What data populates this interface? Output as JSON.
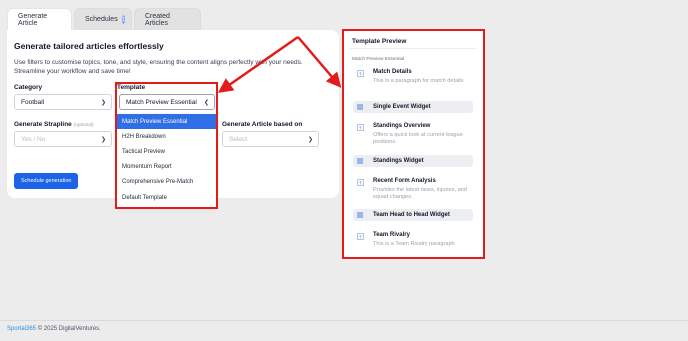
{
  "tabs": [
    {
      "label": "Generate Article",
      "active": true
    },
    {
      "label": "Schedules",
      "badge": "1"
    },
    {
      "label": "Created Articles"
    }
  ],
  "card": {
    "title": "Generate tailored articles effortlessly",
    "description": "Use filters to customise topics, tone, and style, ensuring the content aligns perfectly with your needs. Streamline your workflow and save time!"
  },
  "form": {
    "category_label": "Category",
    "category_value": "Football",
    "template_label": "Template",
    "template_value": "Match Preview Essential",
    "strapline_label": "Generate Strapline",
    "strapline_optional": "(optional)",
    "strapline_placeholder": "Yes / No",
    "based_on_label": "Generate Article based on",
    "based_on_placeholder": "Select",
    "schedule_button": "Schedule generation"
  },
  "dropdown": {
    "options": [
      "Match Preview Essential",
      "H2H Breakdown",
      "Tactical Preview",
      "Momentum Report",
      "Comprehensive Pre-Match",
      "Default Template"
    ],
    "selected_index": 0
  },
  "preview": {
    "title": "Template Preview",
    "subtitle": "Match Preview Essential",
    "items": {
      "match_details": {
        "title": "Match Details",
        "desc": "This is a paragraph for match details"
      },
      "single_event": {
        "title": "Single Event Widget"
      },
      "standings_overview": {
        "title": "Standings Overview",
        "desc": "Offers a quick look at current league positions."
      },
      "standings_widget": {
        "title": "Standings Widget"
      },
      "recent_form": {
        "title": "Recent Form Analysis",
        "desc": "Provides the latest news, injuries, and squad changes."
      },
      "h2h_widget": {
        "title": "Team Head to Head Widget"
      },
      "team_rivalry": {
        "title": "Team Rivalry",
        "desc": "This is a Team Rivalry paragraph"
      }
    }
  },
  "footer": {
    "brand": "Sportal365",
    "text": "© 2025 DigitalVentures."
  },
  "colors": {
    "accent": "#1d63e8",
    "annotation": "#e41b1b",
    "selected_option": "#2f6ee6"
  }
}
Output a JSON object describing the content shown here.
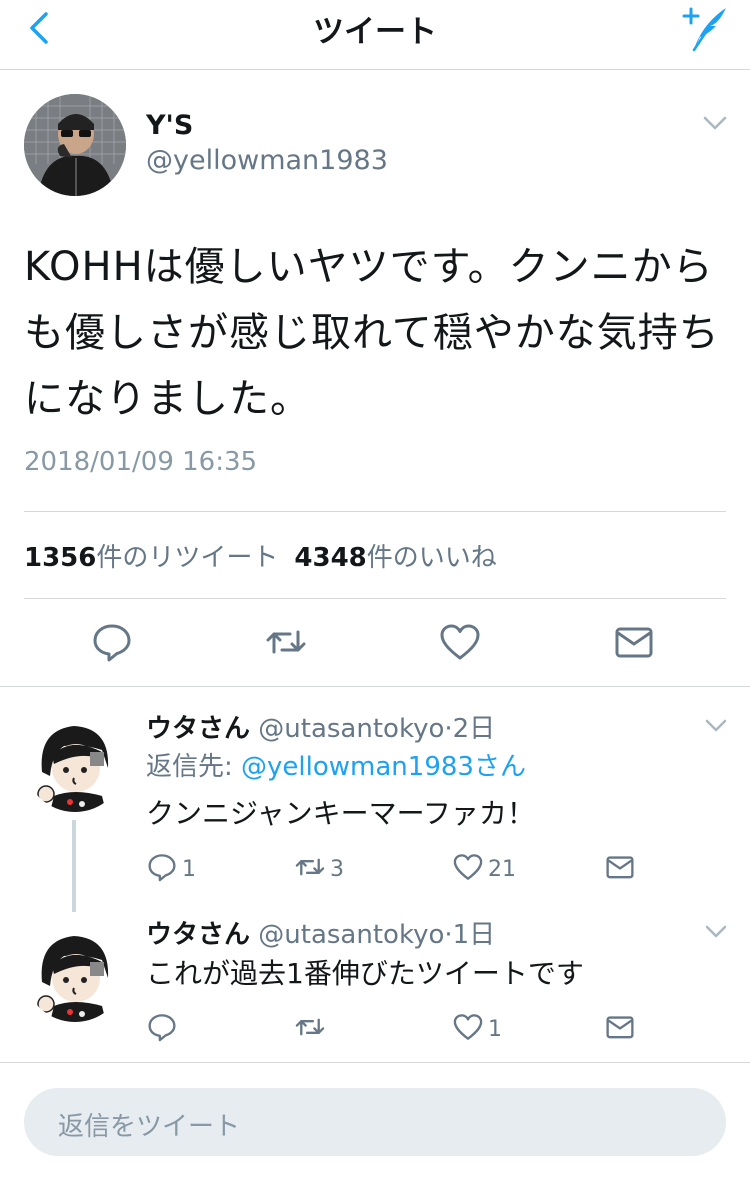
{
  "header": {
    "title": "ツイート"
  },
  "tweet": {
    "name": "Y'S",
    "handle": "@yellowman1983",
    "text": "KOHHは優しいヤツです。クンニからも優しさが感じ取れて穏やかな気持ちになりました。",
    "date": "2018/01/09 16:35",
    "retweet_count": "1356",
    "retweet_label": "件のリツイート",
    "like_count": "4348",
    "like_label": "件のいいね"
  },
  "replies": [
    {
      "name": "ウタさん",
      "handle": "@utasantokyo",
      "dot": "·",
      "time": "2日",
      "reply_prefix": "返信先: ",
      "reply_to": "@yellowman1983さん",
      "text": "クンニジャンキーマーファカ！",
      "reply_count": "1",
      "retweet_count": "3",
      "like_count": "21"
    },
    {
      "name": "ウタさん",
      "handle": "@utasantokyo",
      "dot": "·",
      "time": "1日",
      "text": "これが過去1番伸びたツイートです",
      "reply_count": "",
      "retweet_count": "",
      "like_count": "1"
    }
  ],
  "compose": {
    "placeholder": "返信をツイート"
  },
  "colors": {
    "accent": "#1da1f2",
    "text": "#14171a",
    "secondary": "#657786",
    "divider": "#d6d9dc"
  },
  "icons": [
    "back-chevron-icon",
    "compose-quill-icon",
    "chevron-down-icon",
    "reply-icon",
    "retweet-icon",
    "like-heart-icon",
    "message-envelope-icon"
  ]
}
================
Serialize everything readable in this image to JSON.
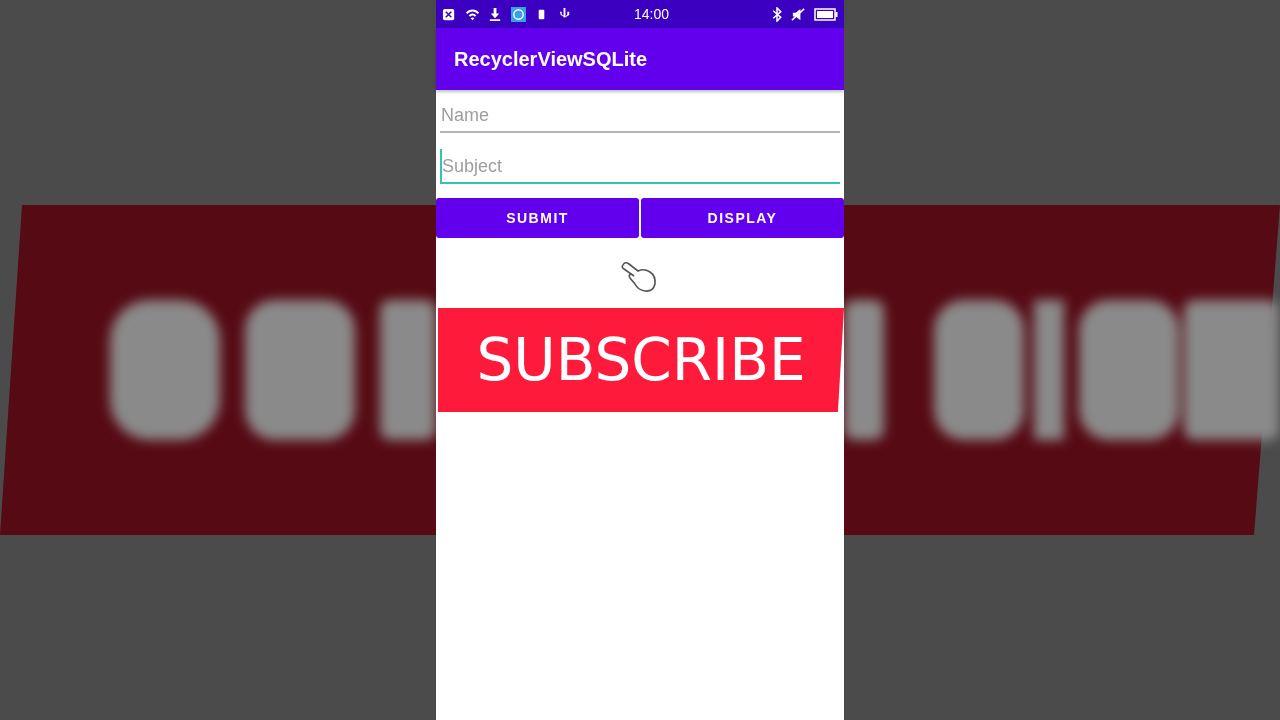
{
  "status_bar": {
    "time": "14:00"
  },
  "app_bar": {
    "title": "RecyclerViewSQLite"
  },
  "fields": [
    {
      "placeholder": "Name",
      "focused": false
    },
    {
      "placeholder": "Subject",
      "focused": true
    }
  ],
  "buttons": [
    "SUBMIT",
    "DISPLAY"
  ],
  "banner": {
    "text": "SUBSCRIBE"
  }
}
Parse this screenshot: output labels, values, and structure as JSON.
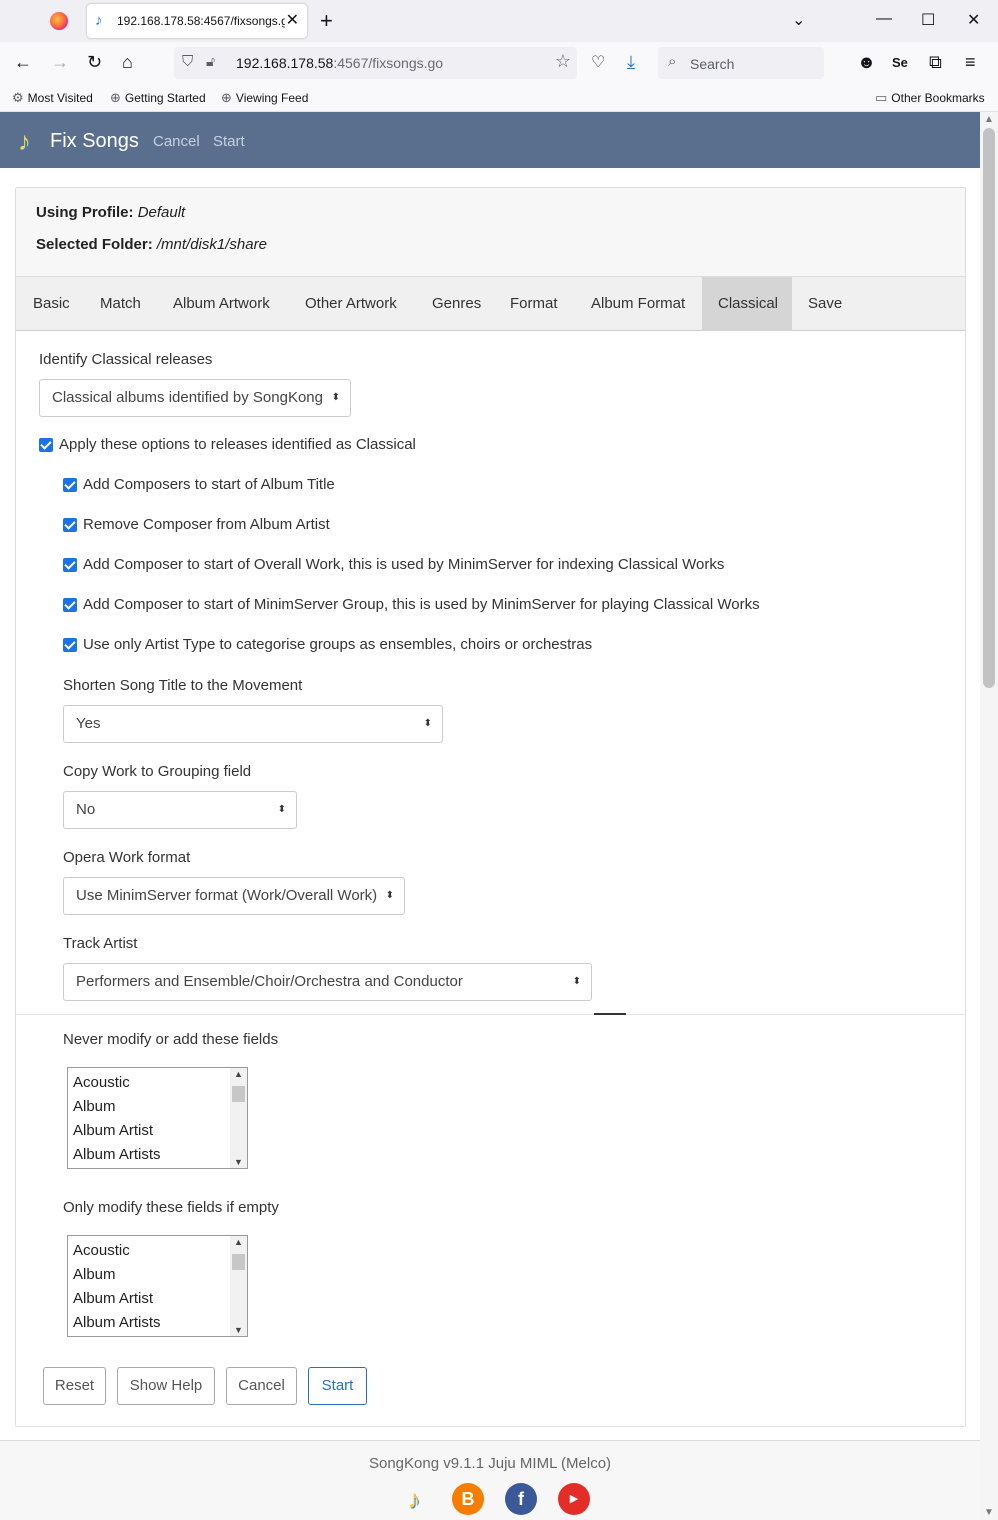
================
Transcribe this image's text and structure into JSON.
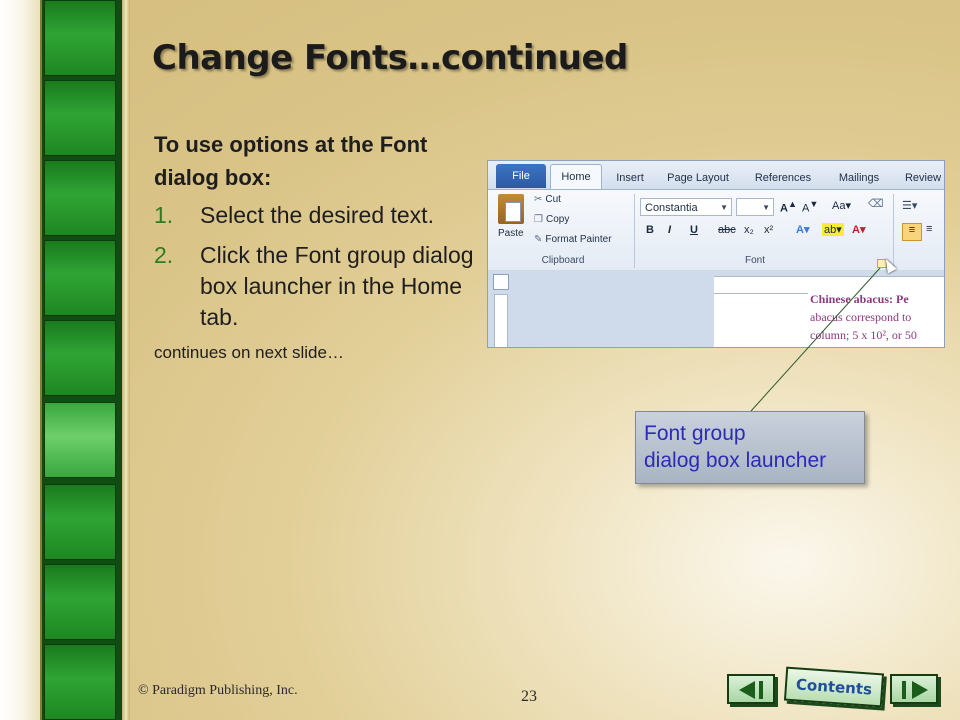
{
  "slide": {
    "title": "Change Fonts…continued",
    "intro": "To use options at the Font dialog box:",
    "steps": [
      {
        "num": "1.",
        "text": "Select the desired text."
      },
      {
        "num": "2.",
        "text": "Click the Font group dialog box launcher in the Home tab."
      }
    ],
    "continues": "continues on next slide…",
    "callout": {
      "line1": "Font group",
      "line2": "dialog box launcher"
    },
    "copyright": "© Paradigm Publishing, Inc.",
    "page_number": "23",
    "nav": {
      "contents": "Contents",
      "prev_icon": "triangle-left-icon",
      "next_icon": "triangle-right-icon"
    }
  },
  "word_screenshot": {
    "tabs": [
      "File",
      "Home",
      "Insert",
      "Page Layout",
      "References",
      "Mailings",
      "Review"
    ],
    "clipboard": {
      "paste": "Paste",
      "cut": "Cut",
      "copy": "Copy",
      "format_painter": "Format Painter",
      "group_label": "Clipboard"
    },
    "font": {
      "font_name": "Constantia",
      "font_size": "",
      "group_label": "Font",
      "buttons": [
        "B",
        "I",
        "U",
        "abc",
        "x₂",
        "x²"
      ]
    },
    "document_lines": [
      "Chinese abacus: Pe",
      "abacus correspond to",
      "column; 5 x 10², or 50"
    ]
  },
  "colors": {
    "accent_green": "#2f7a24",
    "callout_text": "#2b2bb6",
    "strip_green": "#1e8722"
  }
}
================
→ Requirements
Exactly and only the lines from the line with "Serialize everything readable" to the line with "Parse this screenshot: output", both ends included, should be echoed. Do not carry over the pictures.

→ Answer to this exercise
Serialize everything readable in this image to JSON.
{
  "status_bar": {
    "time": "14:00"
  },
  "app_bar": {
    "title": "RecyclerViewSQLite"
  },
  "fields": [
    {
      "placeholder": "Name",
      "focused": false
    },
    {
      "placeholder": "Subject",
      "focused": true
    }
  ],
  "buttons": [
    "SUBMIT",
    "DISPLAY"
  ],
  "banner": {
    "text": "SUBSCRIBE"
  }
}
Parse this screenshot: output labels, values, and structure as JSON.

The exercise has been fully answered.